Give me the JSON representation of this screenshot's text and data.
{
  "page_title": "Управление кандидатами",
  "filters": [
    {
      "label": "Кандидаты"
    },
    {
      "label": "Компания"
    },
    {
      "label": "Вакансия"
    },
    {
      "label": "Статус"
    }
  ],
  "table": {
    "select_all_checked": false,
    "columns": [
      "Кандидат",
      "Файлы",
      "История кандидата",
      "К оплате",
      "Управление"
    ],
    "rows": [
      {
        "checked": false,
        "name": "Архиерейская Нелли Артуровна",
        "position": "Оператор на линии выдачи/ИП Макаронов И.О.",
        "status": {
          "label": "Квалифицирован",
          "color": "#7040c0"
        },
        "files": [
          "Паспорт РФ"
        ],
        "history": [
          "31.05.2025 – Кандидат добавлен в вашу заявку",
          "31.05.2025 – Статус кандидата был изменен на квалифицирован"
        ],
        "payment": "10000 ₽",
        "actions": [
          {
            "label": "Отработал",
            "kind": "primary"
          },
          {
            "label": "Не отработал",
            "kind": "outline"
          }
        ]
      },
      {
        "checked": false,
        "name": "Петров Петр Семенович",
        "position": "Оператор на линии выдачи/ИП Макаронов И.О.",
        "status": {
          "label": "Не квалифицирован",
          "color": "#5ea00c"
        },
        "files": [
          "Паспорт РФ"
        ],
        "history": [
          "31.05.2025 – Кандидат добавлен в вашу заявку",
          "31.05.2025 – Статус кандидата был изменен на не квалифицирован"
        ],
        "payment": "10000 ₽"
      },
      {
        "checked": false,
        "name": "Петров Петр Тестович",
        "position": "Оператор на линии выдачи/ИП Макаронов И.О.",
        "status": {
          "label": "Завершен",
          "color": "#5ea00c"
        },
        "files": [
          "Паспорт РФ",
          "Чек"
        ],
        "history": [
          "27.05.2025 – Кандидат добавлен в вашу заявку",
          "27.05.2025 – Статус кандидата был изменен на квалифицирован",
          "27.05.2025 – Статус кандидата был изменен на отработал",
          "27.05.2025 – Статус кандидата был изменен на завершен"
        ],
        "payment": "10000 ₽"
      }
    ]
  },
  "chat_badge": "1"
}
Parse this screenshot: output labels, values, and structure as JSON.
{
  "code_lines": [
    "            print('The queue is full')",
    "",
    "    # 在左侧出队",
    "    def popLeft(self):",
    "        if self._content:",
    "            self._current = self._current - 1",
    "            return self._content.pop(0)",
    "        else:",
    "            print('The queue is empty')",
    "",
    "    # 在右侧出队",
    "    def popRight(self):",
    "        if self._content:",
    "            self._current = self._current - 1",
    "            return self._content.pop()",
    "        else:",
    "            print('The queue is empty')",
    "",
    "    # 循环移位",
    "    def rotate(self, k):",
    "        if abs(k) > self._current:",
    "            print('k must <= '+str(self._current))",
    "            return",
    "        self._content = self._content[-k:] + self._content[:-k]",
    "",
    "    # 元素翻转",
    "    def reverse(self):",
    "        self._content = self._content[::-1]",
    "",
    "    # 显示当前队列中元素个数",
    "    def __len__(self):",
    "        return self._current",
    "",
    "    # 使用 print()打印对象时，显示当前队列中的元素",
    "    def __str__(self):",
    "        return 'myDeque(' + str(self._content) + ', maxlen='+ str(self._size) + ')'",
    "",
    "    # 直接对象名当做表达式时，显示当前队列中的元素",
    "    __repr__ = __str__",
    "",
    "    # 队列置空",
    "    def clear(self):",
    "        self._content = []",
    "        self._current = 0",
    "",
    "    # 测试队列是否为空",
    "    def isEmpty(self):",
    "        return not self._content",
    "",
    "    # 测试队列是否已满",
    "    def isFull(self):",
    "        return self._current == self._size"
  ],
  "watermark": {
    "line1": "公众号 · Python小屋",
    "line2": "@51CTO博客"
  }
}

################

## Goal of the exercise
Transcribe the whole listing with nothing added or left out.

## Result of the task
Give me the JSON representation of this screenshot's text and data.
{
  "page_title": "Управление кандидатами",
  "filters": [
    {
      "label": "Кандидаты"
    },
    {
      "label": "Компания"
    },
    {
      "label": "Вакансия"
    },
    {
      "label": "Статус"
    }
  ],
  "table": {
    "select_all_checked": false,
    "columns": [
      "Кандидат",
      "Файлы",
      "История кандидата",
      "К оплате",
      "Управление"
    ],
    "rows": [
      {
        "checked": false,
        "name": "Архиерейская Нелли Артуровна",
        "position": "Оператор на линии выдачи/ИП Макаронов И.О.",
        "status": {
          "label": "Квалифицирован",
          "color": "#7040c0"
        },
        "files": [
          "Паспорт РФ"
        ],
        "history": [
          "31.05.2025 – Кандидат добавлен в вашу заявку",
          "31.05.2025 – Статус кандидата был изменен на квалифицирован"
        ],
        "payment": "10000 ₽",
        "actions": [
          {
            "label": "Отработал",
            "kind": "primary"
          },
          {
            "label": "Не отработал",
            "kind": "outline"
          }
        ]
      },
      {
        "checked": false,
        "name": "Петров Петр Семенович",
        "position": "Оператор на линии выдачи/ИП Макаронов И.О.",
        "status": {
          "label": "Не квалифицирован",
          "color": "#5ea00c"
        },
        "files": [
          "Паспорт РФ"
        ],
        "history": [
          "31.05.2025 – Кандидат добавлен в вашу заявку",
          "31.05.2025 – Статус кандидата был изменен на не квалифицирован"
        ],
        "payment": "10000 ₽"
      },
      {
        "checked": false,
        "name": "Петров Петр Тестович",
        "position": "Оператор на линии выдачи/ИП Макаронов И.О.",
        "status": {
          "label": "Завершен",
          "color": "#5ea00c"
        },
        "files": [
          "Паспорт РФ",
          "Чек"
        ],
        "history": [
          "27.05.2025 – Кандидат добавлен в вашу заявку",
          "27.05.2025 – Статус кандидата был изменен на квалифицирован",
          "27.05.2025 – Статус кандидата был изменен на отработал",
          "27.05.2025 – Статус кандидата был изменен на завершен"
        ],
        "payment": "10000 ₽"
      }
    ]
  },
  "chat_badge": "1"
}
Parse this screenshot: output labels, values, and structure as JSON.
{
  "code_lines": [
    "            print('The queue is full')",
    "",
    "    # 在左侧出队",
    "    def popLeft(self):",
    "        if self._content:",
    "            self._current = self._current - 1",
    "            return self._content.pop(0)",
    "        else:",
    "            print('The queue is empty')",
    "",
    "    # 在右侧出队",
    "    def popRight(self):",
    "        if self._content:",
    "            self._current = self._current - 1",
    "            return self._content.pop()",
    "        else:",
    "            print('The queue is empty')",
    "",
    "    # 循环移位",
    "    def rotate(self, k):",
    "        if abs(k) > self._current:",
    "            print('k must <= '+str(self._current))",
    "            return",
    "        self._content = self._content[-k:] + self._content[:-k]",
    "",
    "    # 元素翻转",
    "    def reverse(self):",
    "        self._content = self._content[::-1]",
    "",
    "    # 显示当前队列中元素个数",
    "    def __len__(self):",
    "        return self._current",
    "",
    "    # 使用 print()打印对象时，显示当前队列中的元素",
    "    def __str__(self):",
    "        return 'myDeque(' + str(self._content) + ', maxlen='+ str(self._size) + ')'",
    "",
    "    # 直接对象名当做表达式时，显示当前队列中的元素",
    "    __repr__ = __str__",
    "",
    "    # 队列置空",
    "    def clear(self):",
    "        self._content = []",
    "        self._current = 0",
    "",
    "    # 测试队列是否为空",
    "    def isEmpty(self):",
    "        return not self._content",
    "",
    "    # 测试队列是否已满",
    "    def isFull(self):",
    "        return self._current == self._size"
  ],
  "watermark": {
    "line1": "公众号 · Python小屋",
    "line2": "@51CTO博客"
  }
}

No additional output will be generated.